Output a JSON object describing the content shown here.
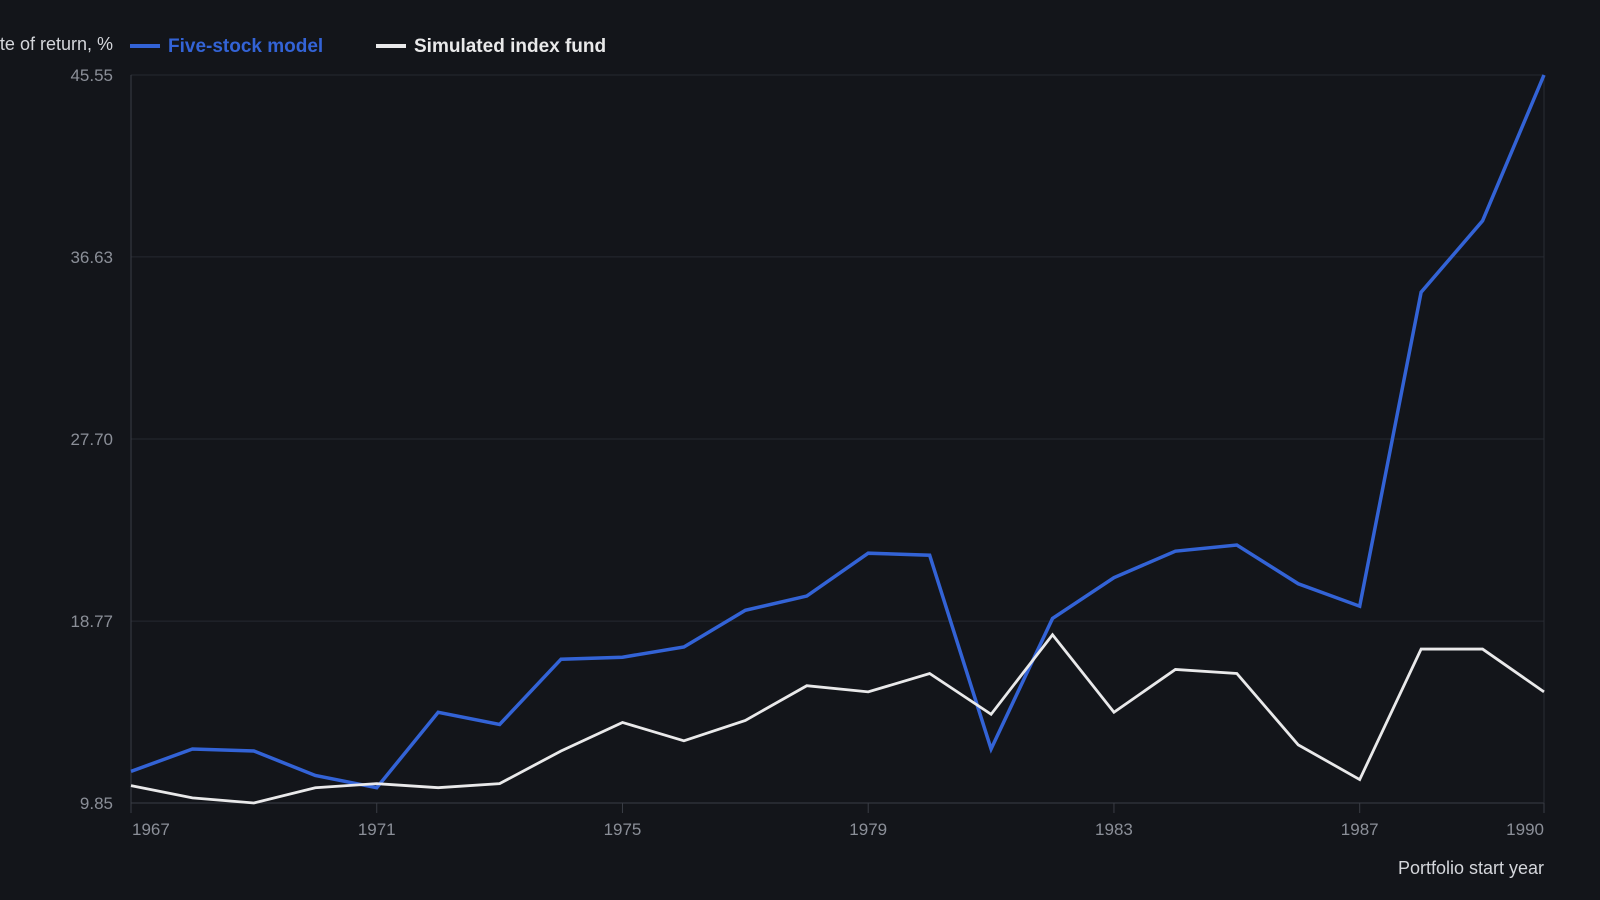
{
  "chart_data": {
    "type": "line",
    "title": "",
    "ylabel": "Rate of return, %",
    "xlabel": "Portfolio start year",
    "ylim": [
      9.85,
      45.55
    ],
    "y_ticks": [
      "9.85",
      "18.77",
      "27.70",
      "36.63",
      "45.55"
    ],
    "x_range": [
      1967,
      1990
    ],
    "x_ticks": [
      "1967",
      "1971",
      "1975",
      "1979",
      "1983",
      "1987",
      "1990"
    ],
    "grid": "horizontal",
    "legend_placement": "top-left",
    "x": [
      1967,
      1968,
      1969,
      1970,
      1971,
      1972,
      1973,
      1974,
      1975,
      1976,
      1977,
      1978,
      1979,
      1980,
      1981,
      1982,
      1983,
      1984,
      1985,
      1986,
      1987,
      1988,
      1989,
      1990
    ],
    "series": [
      {
        "name": "Five-stock model",
        "color": "#3363d6",
        "values": [
          11.4,
          12.5,
          12.4,
          11.2,
          10.6,
          14.3,
          13.7,
          16.9,
          17.0,
          17.5,
          19.3,
          20.0,
          22.1,
          22.0,
          12.5,
          18.9,
          20.9,
          22.2,
          22.5,
          20.6,
          19.5,
          34.9,
          38.4,
          45.55
        ]
      },
      {
        "name": "Simulated index fund",
        "color": "#e9e9ea",
        "values": [
          10.7,
          10.1,
          9.85,
          10.6,
          10.8,
          10.6,
          10.8,
          12.4,
          13.8,
          12.9,
          13.9,
          15.6,
          15.3,
          16.2,
          14.2,
          18.1,
          14.3,
          16.4,
          16.2,
          12.7,
          11.0,
          17.4,
          17.4,
          15.3
        ]
      }
    ]
  }
}
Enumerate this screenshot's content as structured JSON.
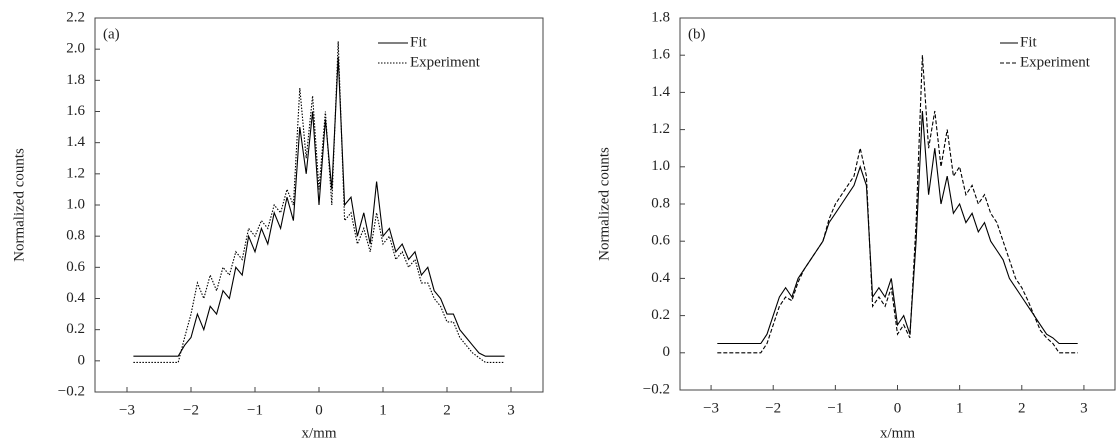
{
  "chart_data": [
    {
      "type": "line",
      "annotation": "(a)",
      "y_label": "Normalized counts",
      "x_label": "x/mm",
      "xlim": [
        -3.5,
        3.5
      ],
      "ylim": [
        -0.2,
        2.2
      ],
      "xticks": [
        {
          "value": -3,
          "label": "−3"
        },
        {
          "value": -2,
          "label": "−2"
        },
        {
          "value": -1,
          "label": "−1"
        },
        0,
        1,
        2,
        3
      ],
      "yticks": [
        {
          "value": -0.2,
          "label": "−0.2"
        },
        0,
        0.2,
        0.4,
        0.6,
        0.8,
        {
          "value": 1,
          "label": "1.0"
        },
        1.2,
        1.4,
        1.6,
        1.8,
        {
          "value": 2,
          "label": "2.0"
        },
        2.2
      ],
      "legend": "top right",
      "x": [
        -2.9,
        -2.8,
        -2.7,
        -2.6,
        -2.5,
        -2.4,
        -2.3,
        -2.2,
        -2.1,
        -2.0,
        -1.9,
        -1.8,
        -1.7,
        -1.6,
        -1.5,
        -1.4,
        -1.3,
        -1.2,
        -1.1,
        -1.0,
        -0.9,
        -0.8,
        -0.7,
        -0.6,
        -0.5,
        -0.4,
        -0.3,
        -0.2,
        -0.1,
        0,
        0.1,
        0.2,
        0.3,
        0.4,
        0.5,
        0.6,
        0.7,
        0.8,
        0.9,
        1.0,
        1.1,
        1.2,
        1.3,
        1.4,
        1.5,
        1.6,
        1.7,
        1.8,
        1.9,
        2.0,
        2.1,
        2.2,
        2.3,
        2.4,
        2.5,
        2.6,
        2.7,
        2.8,
        2.9
      ],
      "series": [
        {
          "name": "Fit",
          "color": "#000000",
          "dash": "solid",
          "values": [
            0.03,
            0.03,
            0.03,
            0.03,
            0.03,
            0.03,
            0.03,
            0.03,
            0.1,
            0.15,
            0.3,
            0.2,
            0.35,
            0.3,
            0.45,
            0.4,
            0.6,
            0.55,
            0.8,
            0.7,
            0.85,
            0.75,
            0.95,
            0.85,
            1.05,
            0.9,
            1.5,
            1.2,
            1.6,
            1.0,
            1.55,
            1.1,
            1.95,
            1.0,
            1.05,
            0.8,
            0.95,
            0.75,
            1.15,
            0.8,
            0.85,
            0.7,
            0.75,
            0.65,
            0.7,
            0.55,
            0.6,
            0.45,
            0.4,
            0.3,
            0.3,
            0.2,
            0.15,
            0.1,
            0.05,
            0.03,
            0.03,
            0.03,
            0.03
          ]
        },
        {
          "name": "Experiment",
          "color": "#000000",
          "dash": "dotted",
          "values": [
            -0.01,
            -0.01,
            -0.01,
            -0.01,
            -0.01,
            -0.01,
            -0.01,
            -0.01,
            0.15,
            0.3,
            0.5,
            0.4,
            0.55,
            0.45,
            0.6,
            0.55,
            0.7,
            0.65,
            0.85,
            0.8,
            0.9,
            0.85,
            1.0,
            0.95,
            1.1,
            1.0,
            1.75,
            1.3,
            1.7,
            1.1,
            1.6,
            1.0,
            2.05,
            0.9,
            0.95,
            0.75,
            0.85,
            0.7,
            0.95,
            0.75,
            0.8,
            0.65,
            0.7,
            0.6,
            0.65,
            0.5,
            0.5,
            0.4,
            0.35,
            0.25,
            0.25,
            0.15,
            0.1,
            0.05,
            0.02,
            -0.01,
            -0.01,
            -0.01,
            -0.01
          ]
        }
      ]
    },
    {
      "type": "line",
      "annotation": "(b)",
      "y_label": "Normalized counts",
      "x_label": "x/mm",
      "xlim": [
        -3.5,
        3.5
      ],
      "ylim": [
        -0.2,
        1.8
      ],
      "xticks": [
        {
          "value": -3,
          "label": "−3"
        },
        {
          "value": -2,
          "label": "−2"
        },
        {
          "value": -1,
          "label": "−1"
        },
        0,
        1,
        2,
        3
      ],
      "yticks": [
        {
          "value": -0.2,
          "label": "−0.2"
        },
        0,
        0.2,
        0.4,
        0.6,
        0.8,
        {
          "value": 1,
          "label": "1.0"
        },
        1.2,
        1.4,
        1.6,
        1.8
      ],
      "legend": "top right",
      "x": [
        -2.9,
        -2.8,
        -2.7,
        -2.6,
        -2.5,
        -2.4,
        -2.3,
        -2.2,
        -2.1,
        -2.0,
        -1.9,
        -1.8,
        -1.7,
        -1.6,
        -1.5,
        -1.4,
        -1.3,
        -1.2,
        -1.1,
        -1.0,
        -0.9,
        -0.8,
        -0.7,
        -0.6,
        -0.5,
        -0.4,
        -0.3,
        -0.2,
        -0.1,
        0,
        0.1,
        0.2,
        0.3,
        0.4,
        0.5,
        0.6,
        0.7,
        0.8,
        0.9,
        1.0,
        1.1,
        1.2,
        1.3,
        1.4,
        1.5,
        1.6,
        1.7,
        1.8,
        1.9,
        2.0,
        2.1,
        2.2,
        2.3,
        2.4,
        2.5,
        2.6,
        2.7,
        2.8,
        2.9
      ],
      "series": [
        {
          "name": "Fit",
          "color": "#000000",
          "dash": "solid",
          "values": [
            0.05,
            0.05,
            0.05,
            0.05,
            0.05,
            0.05,
            0.05,
            0.05,
            0.1,
            0.2,
            0.3,
            0.35,
            0.3,
            0.4,
            0.45,
            0.5,
            0.55,
            0.6,
            0.7,
            0.75,
            0.8,
            0.85,
            0.9,
            1.0,
            0.9,
            0.3,
            0.35,
            0.3,
            0.4,
            0.15,
            0.2,
            0.1,
            0.6,
            1.3,
            0.85,
            1.1,
            0.8,
            0.95,
            0.75,
            0.8,
            0.7,
            0.75,
            0.65,
            0.7,
            0.6,
            0.55,
            0.5,
            0.4,
            0.35,
            0.3,
            0.25,
            0.2,
            0.15,
            0.1,
            0.08,
            0.05,
            0.05,
            0.05,
            0.05
          ]
        },
        {
          "name": "Experiment",
          "color": "#000000",
          "dash": "dashed",
          "values": [
            0,
            0,
            0,
            0,
            0,
            0,
            0,
            0,
            0.05,
            0.15,
            0.25,
            0.3,
            0.28,
            0.38,
            0.45,
            0.5,
            0.55,
            0.6,
            0.72,
            0.8,
            0.85,
            0.9,
            0.95,
            1.1,
            0.95,
            0.25,
            0.3,
            0.25,
            0.35,
            0.1,
            0.15,
            0.08,
            0.7,
            1.6,
            1.1,
            1.3,
            1.0,
            1.2,
            0.95,
            1.0,
            0.85,
            0.9,
            0.8,
            0.85,
            0.75,
            0.7,
            0.6,
            0.5,
            0.4,
            0.35,
            0.28,
            0.2,
            0.12,
            0.08,
            0.05,
            0,
            0,
            0,
            0
          ]
        }
      ]
    }
  ]
}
• • • • •
YOUR INSTRUCTIONS: Pick out the lines that include the word "content" and write them out.

TASK SOLUTION:
Output a JSON object describing the content shown here.
Enumerate this screenshot's content as structured JSON.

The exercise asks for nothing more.